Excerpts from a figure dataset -
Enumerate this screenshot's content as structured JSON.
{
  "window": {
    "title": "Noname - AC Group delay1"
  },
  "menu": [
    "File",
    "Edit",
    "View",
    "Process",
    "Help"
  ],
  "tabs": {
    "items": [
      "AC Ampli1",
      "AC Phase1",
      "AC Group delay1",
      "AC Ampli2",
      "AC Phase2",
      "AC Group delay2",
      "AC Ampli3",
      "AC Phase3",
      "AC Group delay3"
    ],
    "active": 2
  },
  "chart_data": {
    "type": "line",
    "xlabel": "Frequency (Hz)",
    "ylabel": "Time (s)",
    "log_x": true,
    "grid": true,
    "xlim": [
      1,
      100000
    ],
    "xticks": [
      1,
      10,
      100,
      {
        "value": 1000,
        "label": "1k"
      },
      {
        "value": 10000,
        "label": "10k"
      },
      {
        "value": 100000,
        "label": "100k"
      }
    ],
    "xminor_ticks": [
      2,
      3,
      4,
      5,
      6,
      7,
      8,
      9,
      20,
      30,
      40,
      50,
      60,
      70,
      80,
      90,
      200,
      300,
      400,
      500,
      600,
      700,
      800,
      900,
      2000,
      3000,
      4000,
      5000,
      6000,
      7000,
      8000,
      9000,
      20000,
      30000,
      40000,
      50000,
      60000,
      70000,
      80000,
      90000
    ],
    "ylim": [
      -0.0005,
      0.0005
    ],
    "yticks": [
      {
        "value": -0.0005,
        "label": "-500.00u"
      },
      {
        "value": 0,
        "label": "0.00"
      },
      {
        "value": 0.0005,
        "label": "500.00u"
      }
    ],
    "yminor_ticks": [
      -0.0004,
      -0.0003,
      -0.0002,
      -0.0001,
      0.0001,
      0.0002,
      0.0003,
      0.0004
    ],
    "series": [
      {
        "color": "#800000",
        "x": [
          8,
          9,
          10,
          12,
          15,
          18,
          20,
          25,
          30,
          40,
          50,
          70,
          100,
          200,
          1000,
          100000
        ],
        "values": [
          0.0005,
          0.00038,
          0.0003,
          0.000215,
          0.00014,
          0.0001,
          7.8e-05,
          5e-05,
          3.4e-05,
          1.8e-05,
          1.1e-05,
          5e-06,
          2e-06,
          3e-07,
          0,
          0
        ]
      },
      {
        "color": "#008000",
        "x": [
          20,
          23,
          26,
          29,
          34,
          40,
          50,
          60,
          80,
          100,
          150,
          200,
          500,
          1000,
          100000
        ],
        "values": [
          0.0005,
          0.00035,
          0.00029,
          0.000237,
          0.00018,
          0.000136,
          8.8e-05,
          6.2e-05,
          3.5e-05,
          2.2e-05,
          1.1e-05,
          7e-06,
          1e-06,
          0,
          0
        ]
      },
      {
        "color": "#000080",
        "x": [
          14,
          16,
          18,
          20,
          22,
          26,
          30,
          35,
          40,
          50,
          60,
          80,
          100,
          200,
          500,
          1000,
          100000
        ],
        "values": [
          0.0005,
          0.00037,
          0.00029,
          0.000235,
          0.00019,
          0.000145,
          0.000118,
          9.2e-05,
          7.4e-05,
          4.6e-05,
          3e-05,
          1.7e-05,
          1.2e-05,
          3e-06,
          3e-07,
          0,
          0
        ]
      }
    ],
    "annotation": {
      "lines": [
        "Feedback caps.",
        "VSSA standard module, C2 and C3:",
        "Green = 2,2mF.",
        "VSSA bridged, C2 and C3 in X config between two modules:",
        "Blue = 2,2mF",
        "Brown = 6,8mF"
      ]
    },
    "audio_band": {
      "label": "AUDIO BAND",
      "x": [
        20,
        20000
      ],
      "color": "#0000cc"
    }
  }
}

REQUIREMENT -
Filter the listing above by the word "Group"; copy each line that passes.

WRITTEN SOLUTION -
    "title": "Noname - AC Group delay1"
      "AC Group delay1",
      "AC Group delay2",
      "AC Group delay3"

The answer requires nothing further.